▸ **THE RECORDS**
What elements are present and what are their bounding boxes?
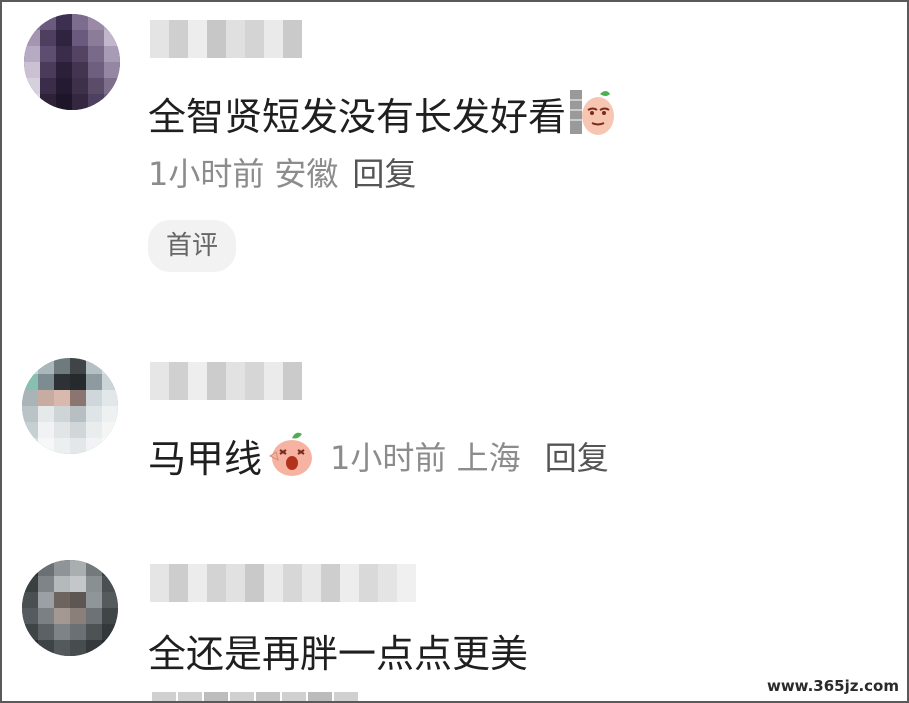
next-comment-username-partial xyxy=(152,692,358,701)
comment-time: 1小时前 xyxy=(330,438,447,477)
reply-button[interactable]: 回复 xyxy=(545,439,609,477)
comment-text: 马甲线 xyxy=(148,437,263,481)
site-watermark: www.365jz.com xyxy=(766,677,899,695)
shocked-face-emoji xyxy=(264,430,316,482)
peeking-face-emoji xyxy=(570,88,616,140)
comment-text: 全智贤短发没有长发好看 xyxy=(148,95,567,139)
comment-location: 上海 xyxy=(456,438,521,477)
username-blurred[interactable] xyxy=(150,362,302,400)
avatar[interactable] xyxy=(22,560,118,656)
reply-button[interactable]: 回复 xyxy=(352,155,416,193)
avatar[interactable] xyxy=(24,14,120,110)
first-comment-badge: 首评 xyxy=(148,220,237,272)
username-blurred[interactable] xyxy=(150,20,302,58)
comment-time: 1小时前 xyxy=(148,155,265,193)
comment-location: 安徽 xyxy=(274,155,339,193)
comment-list: 全智贤短发没有长发好看 1小时前 安徽 回复 首评 马甲线 1小时前 上海 回复… xyxy=(0,0,909,703)
username-blurred[interactable] xyxy=(150,564,416,602)
comment-meta: 1小时前 上海 回复 xyxy=(330,433,609,479)
avatar[interactable] xyxy=(22,358,118,454)
comment-meta: 1小时前 安徽 回复 xyxy=(148,154,416,194)
comment-text: 全还是再胖一点点更美 xyxy=(148,632,529,676)
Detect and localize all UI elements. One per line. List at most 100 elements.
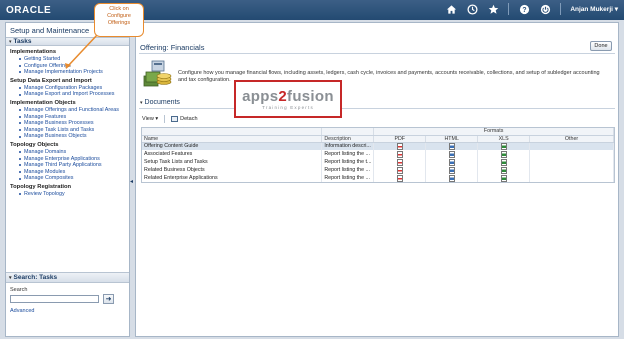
xls-file-icon[interactable]: [500, 150, 507, 158]
search-tasks-panel: ▾ Search: Tasks Search ➜ Advanced: [6, 272, 129, 336]
bullet-icon: [19, 64, 21, 67]
task-link-manage-task-lists[interactable]: Manage Task Lists and Tasks: [10, 127, 128, 134]
advanced-search-link[interactable]: Advanced: [10, 308, 34, 314]
html-file-icon[interactable]: [448, 150, 455, 158]
collapse-triangle-icon[interactable]: ▾: [9, 275, 12, 281]
task-link-label: Manage Business Processes: [24, 120, 94, 127]
table-row[interactable]: Offering Content Guide Information descr…: [142, 142, 614, 150]
callout-line: Offerings: [107, 20, 131, 26]
column-header-name[interactable]: Name: [142, 135, 323, 143]
task-link-label: Manage Enterprise Applications: [24, 155, 100, 162]
tasks-header-label: Tasks: [13, 38, 32, 45]
column-header-description[interactable]: Description: [321, 135, 375, 143]
header-icons: ? Anjan Mukerji ▾: [445, 3, 618, 15]
task-link-review-topology[interactable]: Review Topology: [10, 191, 128, 198]
table-row[interactable]: Related Enterprise Applications Report l…: [142, 174, 614, 182]
detach-button[interactable]: Detach: [171, 116, 198, 122]
task-link-manage-domains[interactable]: Manage Domains: [10, 149, 128, 156]
task-link-manage-business-processes[interactable]: Manage Business Processes: [10, 120, 128, 127]
collapse-triangle-icon[interactable]: ▾: [9, 39, 12, 45]
task-link-configure-offerings[interactable]: Configure Offerings: [10, 63, 128, 70]
power-icon[interactable]: [539, 3, 551, 15]
cell-other: [529, 174, 614, 182]
search-tasks-header[interactable]: ▾ Search: Tasks: [6, 273, 129, 283]
search-input[interactable]: [10, 295, 99, 303]
task-link-label: Manage Third Party Applications: [24, 162, 102, 169]
xls-file-icon[interactable]: [500, 166, 507, 174]
column-header-spacer: [321, 128, 375, 136]
bullet-icon: [19, 109, 21, 112]
task-link-label: Manage Features: [24, 113, 67, 120]
home-icon[interactable]: [445, 3, 457, 15]
search-tasks-title: Search: Tasks: [13, 274, 58, 281]
task-link-manage-configuration-packages[interactable]: Manage Configuration Packages: [10, 85, 128, 92]
user-menu[interactable]: Anjan Mukerji ▾: [570, 5, 618, 13]
bullet-icon: [19, 135, 21, 138]
html-file-icon[interactable]: [448, 166, 455, 174]
task-link-getting-started[interactable]: Getting Started: [10, 56, 128, 63]
task-link-manage-business-objects[interactable]: Manage Business Objects: [10, 133, 128, 140]
cell-name: Related Business Objects: [142, 166, 323, 174]
documents-table: Formats Name Description PDF HTML XLS Ot…: [141, 127, 615, 183]
arrow-right-icon: ➜: [105, 296, 112, 303]
detach-label: Detach: [180, 116, 198, 122]
collapse-triangle-icon[interactable]: ▾: [140, 100, 143, 106]
task-link-manage-modules[interactable]: Manage Modules: [10, 169, 128, 176]
task-link-label: Manage Implementation Projects: [24, 69, 103, 76]
search-go-button[interactable]: ➜: [103, 294, 114, 304]
documents-header[interactable]: ▾ Documents: [140, 99, 180, 106]
table-row[interactable]: Associated Features Report listing the .…: [142, 150, 614, 158]
task-link-manage-composites[interactable]: Manage Composites: [10, 175, 128, 182]
help-icon[interactable]: ?: [518, 3, 530, 15]
task-group-title: Implementation Objects: [10, 99, 76, 106]
task-link-label: Manage Modules: [24, 168, 66, 175]
task-link-manage-enterprise-applications[interactable]: Manage Enterprise Applications: [10, 156, 128, 163]
cell-xls: [477, 174, 531, 182]
cell-pdf: [373, 150, 427, 158]
html-file-icon[interactable]: [448, 158, 455, 166]
task-link-manage-implementation-projects[interactable]: Manage Implementation Projects: [10, 69, 128, 76]
header-divider: [560, 3, 562, 15]
xls-file-icon[interactable]: [500, 158, 507, 166]
instruction-callout: Click on Configure Offerings: [94, 3, 144, 37]
pdf-file-icon[interactable]: [396, 142, 403, 150]
task-link-manage-offerings[interactable]: Manage Offerings and Functional Areas: [10, 107, 128, 114]
tasks-header[interactable]: ▾ Tasks: [6, 37, 129, 46]
pdf-file-icon[interactable]: [396, 158, 403, 166]
xls-file-icon[interactable]: [500, 142, 507, 150]
bullet-icon: [19, 171, 21, 174]
task-link-manage-export-import[interactable]: Manage Export and Import Processes: [10, 91, 128, 98]
pdf-file-icon[interactable]: [396, 166, 403, 174]
task-link-label: Configure Offerings: [24, 62, 71, 69]
cell-xls: [477, 150, 531, 158]
watermark-suffix: fusion: [287, 87, 334, 105]
task-link-manage-third-party-applications[interactable]: Manage Third Party Applications: [10, 162, 128, 169]
task-group-title: Topology Registration: [10, 183, 72, 190]
callout-line: Configure: [107, 13, 131, 19]
bullet-icon: [19, 93, 21, 96]
panel-title: Setup and Maintenance: [10, 26, 90, 35]
pdf-file-icon[interactable]: [396, 174, 403, 182]
task-link-label: Manage Task Lists and Tasks: [24, 126, 95, 133]
view-menu[interactable]: View ▾: [142, 116, 158, 122]
pdf-file-icon[interactable]: [396, 150, 403, 158]
xls-file-icon[interactable]: [500, 174, 507, 182]
page-title: Offering: Financials: [140, 43, 205, 52]
column-header-pdf: PDF: [373, 135, 427, 143]
clock-icon[interactable]: [466, 3, 478, 15]
column-header-xls: XLS: [477, 135, 531, 143]
table-row[interactable]: Setup Task Lists and Tasks Report listin…: [142, 158, 614, 166]
table-row[interactable]: Related Business Objects Report listing …: [142, 166, 614, 174]
apps2fusion-watermark-logo: apps2fusion Training Experts: [234, 80, 342, 118]
task-link-manage-features[interactable]: Manage Features: [10, 114, 128, 121]
cell-description: Report listing the ...: [321, 150, 375, 158]
html-file-icon[interactable]: [448, 174, 455, 182]
bullet-icon: [19, 87, 21, 90]
html-file-icon[interactable]: [448, 142, 455, 150]
task-link-label: Manage Business Objects: [24, 133, 87, 140]
star-icon[interactable]: [487, 3, 499, 15]
bullet-icon: [19, 151, 21, 154]
watermark-prefix: apps: [242, 87, 279, 105]
column-header-other: Other: [529, 135, 614, 143]
done-button[interactable]: Done: [590, 41, 612, 51]
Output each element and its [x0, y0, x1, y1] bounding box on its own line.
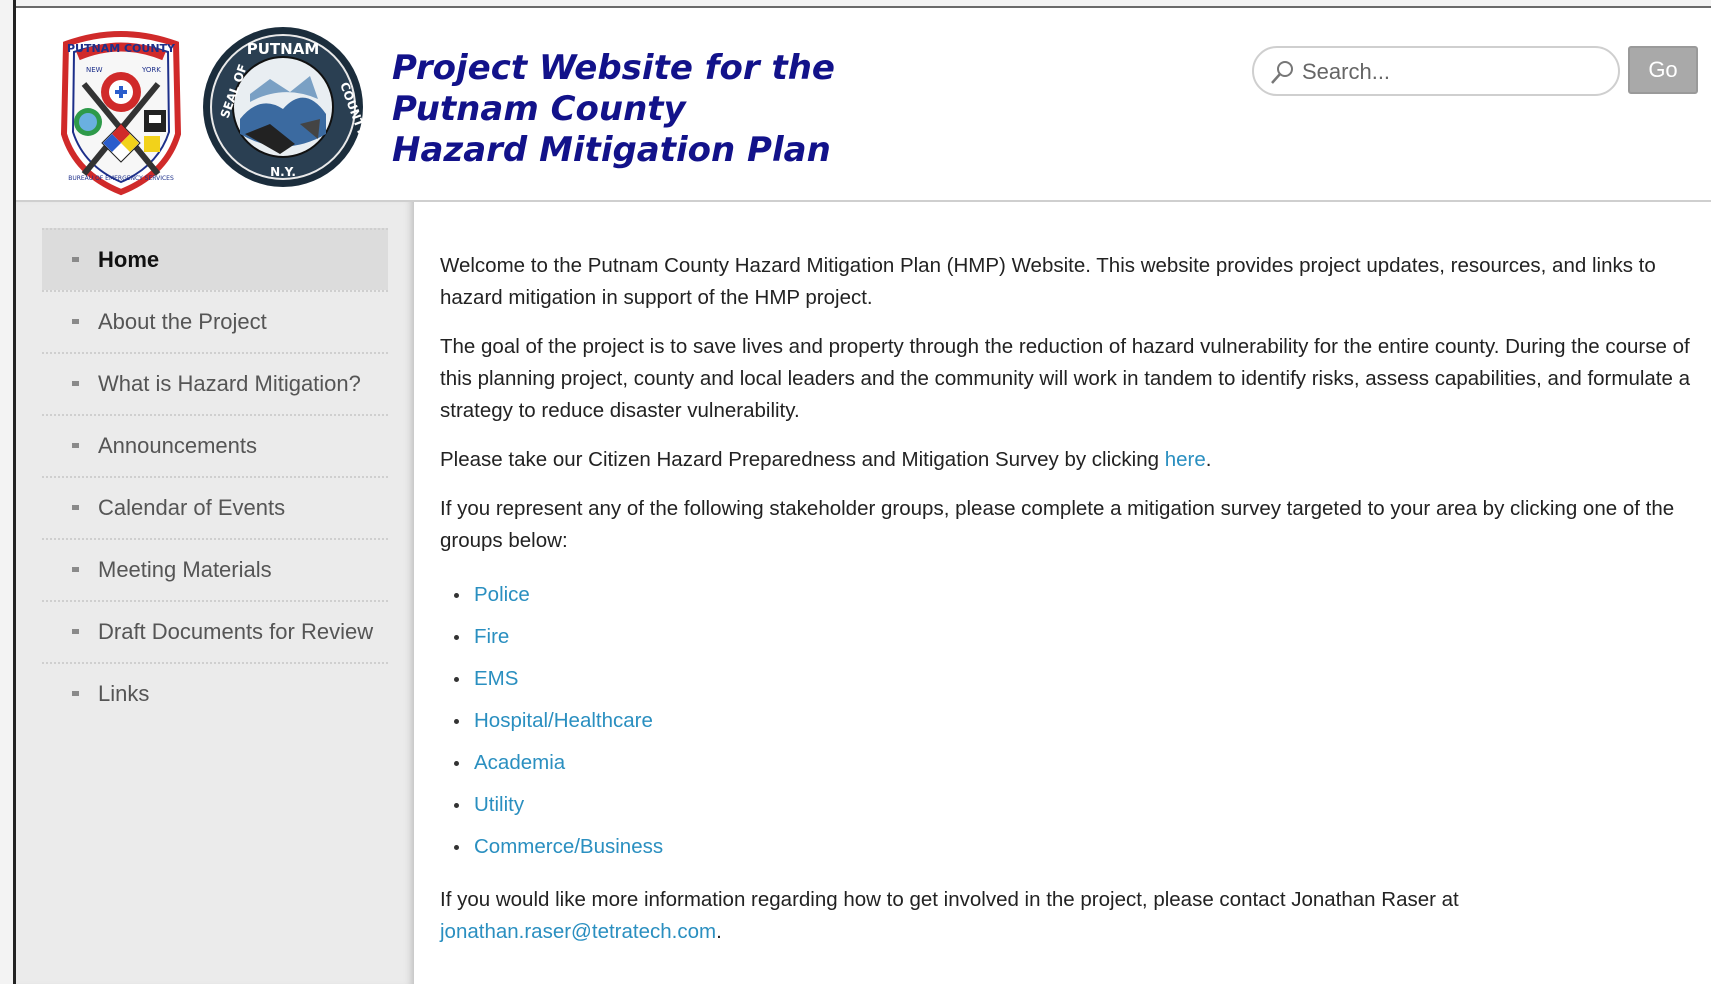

▸ **REQUIRED TASK**
Print the lines between the one holding "next-comment-username-partial xyxy=(152,692,358,701)" and the one holding "site-watermark: www.365jz.com xyxy=(766,677,899,695)", inclusive, and print them exactly.

▸ **RESULT**
next-comment-username-partial xyxy=(152,692,358,701)
comment-time: 1小时前 xyxy=(330,438,447,477)
reply-button[interactable]: 回复 xyxy=(545,439,609,477)
comment-text: 马甲线 xyxy=(148,437,263,481)
site-watermark: www.365jz.com xyxy=(766,677,899,695)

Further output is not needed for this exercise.